(Data items)
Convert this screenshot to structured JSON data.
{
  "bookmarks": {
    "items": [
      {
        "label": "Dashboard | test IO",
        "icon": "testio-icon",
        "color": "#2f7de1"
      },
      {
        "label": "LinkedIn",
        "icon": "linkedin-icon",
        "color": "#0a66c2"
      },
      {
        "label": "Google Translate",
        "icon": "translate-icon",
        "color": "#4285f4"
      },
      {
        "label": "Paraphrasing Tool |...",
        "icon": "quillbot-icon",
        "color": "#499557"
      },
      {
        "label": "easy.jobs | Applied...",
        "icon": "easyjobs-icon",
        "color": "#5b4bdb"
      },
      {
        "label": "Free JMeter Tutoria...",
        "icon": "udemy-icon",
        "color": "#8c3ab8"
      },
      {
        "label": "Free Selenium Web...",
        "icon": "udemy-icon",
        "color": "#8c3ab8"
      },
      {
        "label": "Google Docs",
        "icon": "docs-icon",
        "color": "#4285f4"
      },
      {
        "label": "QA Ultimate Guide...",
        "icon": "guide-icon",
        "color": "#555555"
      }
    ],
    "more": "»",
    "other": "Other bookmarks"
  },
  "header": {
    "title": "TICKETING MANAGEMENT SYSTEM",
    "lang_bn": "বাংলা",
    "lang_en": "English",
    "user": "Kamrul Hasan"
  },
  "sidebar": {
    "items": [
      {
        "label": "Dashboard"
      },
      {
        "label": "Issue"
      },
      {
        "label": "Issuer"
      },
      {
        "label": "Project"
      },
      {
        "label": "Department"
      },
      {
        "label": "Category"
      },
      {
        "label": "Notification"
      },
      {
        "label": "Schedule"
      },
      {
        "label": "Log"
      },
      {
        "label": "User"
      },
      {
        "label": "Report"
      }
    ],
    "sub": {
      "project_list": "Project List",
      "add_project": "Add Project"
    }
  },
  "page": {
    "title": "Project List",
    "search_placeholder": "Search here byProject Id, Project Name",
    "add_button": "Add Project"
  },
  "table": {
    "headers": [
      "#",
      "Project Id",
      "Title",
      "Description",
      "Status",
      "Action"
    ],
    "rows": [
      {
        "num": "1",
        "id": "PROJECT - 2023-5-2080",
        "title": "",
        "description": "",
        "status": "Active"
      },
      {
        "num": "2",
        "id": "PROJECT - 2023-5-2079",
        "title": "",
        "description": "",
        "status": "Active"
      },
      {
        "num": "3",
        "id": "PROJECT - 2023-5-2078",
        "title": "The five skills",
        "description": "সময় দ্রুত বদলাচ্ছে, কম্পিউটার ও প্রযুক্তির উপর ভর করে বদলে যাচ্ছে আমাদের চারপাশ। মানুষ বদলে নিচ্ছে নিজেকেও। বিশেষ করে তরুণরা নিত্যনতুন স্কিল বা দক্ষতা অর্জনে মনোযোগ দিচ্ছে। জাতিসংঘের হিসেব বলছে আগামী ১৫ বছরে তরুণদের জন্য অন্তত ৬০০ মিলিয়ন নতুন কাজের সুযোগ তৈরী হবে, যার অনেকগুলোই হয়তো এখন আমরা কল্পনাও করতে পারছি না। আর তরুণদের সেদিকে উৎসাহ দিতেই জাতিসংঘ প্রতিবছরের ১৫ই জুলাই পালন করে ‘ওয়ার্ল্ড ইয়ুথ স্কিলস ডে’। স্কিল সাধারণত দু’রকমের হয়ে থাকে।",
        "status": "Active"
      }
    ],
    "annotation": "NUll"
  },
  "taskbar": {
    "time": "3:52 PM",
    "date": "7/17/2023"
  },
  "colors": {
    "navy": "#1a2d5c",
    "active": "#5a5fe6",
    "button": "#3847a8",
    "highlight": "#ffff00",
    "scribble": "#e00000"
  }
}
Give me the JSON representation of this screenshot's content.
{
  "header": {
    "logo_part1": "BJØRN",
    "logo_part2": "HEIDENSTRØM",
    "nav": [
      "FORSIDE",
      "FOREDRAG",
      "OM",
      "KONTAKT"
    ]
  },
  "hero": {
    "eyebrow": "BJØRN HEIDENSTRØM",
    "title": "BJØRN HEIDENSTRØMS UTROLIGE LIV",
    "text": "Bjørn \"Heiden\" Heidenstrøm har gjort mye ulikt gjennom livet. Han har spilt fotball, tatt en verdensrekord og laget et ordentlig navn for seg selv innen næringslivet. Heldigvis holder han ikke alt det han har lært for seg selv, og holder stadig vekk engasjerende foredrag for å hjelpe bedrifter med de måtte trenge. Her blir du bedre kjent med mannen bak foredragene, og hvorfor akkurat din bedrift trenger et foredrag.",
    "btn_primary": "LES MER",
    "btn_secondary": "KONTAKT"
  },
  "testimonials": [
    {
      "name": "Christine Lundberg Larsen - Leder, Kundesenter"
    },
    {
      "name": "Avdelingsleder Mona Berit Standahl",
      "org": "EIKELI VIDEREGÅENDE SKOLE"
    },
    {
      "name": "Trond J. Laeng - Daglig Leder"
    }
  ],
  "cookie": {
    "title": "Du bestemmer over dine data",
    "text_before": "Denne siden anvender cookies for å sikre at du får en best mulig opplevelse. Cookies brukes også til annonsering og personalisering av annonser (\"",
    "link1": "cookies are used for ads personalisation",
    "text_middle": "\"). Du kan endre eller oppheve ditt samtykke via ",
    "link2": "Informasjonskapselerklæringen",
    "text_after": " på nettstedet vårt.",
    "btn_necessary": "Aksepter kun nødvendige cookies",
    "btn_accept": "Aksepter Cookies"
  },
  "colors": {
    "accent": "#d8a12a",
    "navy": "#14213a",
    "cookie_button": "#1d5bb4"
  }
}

__Given problem__
Within the listing above, work out how many lines contain the string "Google", and reply with that number only.

__Exercise output__
2